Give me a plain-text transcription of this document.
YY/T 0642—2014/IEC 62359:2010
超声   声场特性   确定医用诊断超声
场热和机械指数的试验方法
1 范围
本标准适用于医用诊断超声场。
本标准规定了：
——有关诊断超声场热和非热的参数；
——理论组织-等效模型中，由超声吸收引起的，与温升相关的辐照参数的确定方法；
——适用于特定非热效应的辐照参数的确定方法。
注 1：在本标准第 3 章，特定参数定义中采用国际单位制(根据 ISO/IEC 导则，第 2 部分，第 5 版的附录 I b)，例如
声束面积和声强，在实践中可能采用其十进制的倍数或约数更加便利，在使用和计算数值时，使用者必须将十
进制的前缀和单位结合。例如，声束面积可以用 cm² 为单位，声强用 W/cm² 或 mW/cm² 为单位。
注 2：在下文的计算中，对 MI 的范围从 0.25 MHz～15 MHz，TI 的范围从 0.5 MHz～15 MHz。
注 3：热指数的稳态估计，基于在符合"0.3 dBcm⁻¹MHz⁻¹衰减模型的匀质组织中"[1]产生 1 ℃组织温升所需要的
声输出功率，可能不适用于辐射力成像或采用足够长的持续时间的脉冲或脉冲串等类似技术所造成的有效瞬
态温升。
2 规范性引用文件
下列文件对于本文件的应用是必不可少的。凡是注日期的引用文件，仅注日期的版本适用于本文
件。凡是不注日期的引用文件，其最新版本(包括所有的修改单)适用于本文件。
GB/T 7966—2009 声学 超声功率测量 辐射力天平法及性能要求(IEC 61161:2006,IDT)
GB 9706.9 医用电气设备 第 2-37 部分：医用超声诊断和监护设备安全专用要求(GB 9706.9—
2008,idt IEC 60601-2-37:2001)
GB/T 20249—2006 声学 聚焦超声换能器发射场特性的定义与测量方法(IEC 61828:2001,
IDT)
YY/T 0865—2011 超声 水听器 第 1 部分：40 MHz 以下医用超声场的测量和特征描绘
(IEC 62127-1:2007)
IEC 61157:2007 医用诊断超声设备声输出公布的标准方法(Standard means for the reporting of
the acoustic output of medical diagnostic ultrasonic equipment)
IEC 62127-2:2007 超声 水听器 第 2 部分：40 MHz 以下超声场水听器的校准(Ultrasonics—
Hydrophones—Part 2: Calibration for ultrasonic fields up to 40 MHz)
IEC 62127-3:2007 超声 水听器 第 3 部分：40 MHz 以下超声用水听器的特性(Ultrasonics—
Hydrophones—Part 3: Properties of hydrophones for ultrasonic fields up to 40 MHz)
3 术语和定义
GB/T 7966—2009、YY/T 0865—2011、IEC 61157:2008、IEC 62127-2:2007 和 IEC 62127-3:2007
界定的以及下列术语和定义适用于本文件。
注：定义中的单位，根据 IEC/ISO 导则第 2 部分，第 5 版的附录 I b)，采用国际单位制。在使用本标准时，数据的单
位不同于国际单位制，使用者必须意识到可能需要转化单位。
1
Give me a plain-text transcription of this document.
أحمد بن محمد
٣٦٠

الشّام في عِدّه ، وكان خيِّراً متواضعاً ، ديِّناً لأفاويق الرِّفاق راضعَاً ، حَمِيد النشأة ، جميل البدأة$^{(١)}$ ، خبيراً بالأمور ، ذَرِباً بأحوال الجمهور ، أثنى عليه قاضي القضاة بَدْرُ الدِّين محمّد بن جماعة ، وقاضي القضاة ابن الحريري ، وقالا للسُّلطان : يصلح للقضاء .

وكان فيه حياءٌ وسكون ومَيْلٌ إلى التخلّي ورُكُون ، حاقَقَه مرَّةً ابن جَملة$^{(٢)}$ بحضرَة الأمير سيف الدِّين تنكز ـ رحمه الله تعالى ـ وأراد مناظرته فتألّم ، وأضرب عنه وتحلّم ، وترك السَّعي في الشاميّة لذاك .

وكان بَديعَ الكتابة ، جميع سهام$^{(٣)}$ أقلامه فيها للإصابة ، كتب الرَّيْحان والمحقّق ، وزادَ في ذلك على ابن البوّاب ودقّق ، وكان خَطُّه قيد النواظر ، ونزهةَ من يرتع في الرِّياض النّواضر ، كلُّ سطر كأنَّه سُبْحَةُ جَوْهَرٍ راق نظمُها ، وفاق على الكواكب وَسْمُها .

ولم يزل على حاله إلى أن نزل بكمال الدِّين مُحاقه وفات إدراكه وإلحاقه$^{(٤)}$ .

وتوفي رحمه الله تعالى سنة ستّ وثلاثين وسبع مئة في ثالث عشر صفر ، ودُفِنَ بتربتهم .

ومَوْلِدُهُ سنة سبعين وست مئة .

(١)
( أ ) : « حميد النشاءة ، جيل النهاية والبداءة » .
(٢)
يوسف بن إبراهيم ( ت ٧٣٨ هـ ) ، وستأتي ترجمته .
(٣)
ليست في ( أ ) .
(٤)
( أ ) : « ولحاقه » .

□ □ □ □ □

* Set task *
Find the lines above that contain the word "تعالى" and collect them.

* The answer *
وكان فيه حياءٌ وسكون ومَيْلٌ إلى التخلّي ورُكُون ، حاقَقَه مرَّةً ابن جَملة$^{(٢)}$ بحضرَة الأمير سيف الدِّين تنكز ـ رحمه الله تعالى ـ وأراد مناظرته فتألّم ، وأضرب عنه وتحلّم ، وترك السَّعي في الشاميّة لذاك .
وتوفي رحمه الله تعالى سنة ستّ وثلاثين وسبع مئة في ثالث عشر صفر ، ودُفِنَ بتربتهم .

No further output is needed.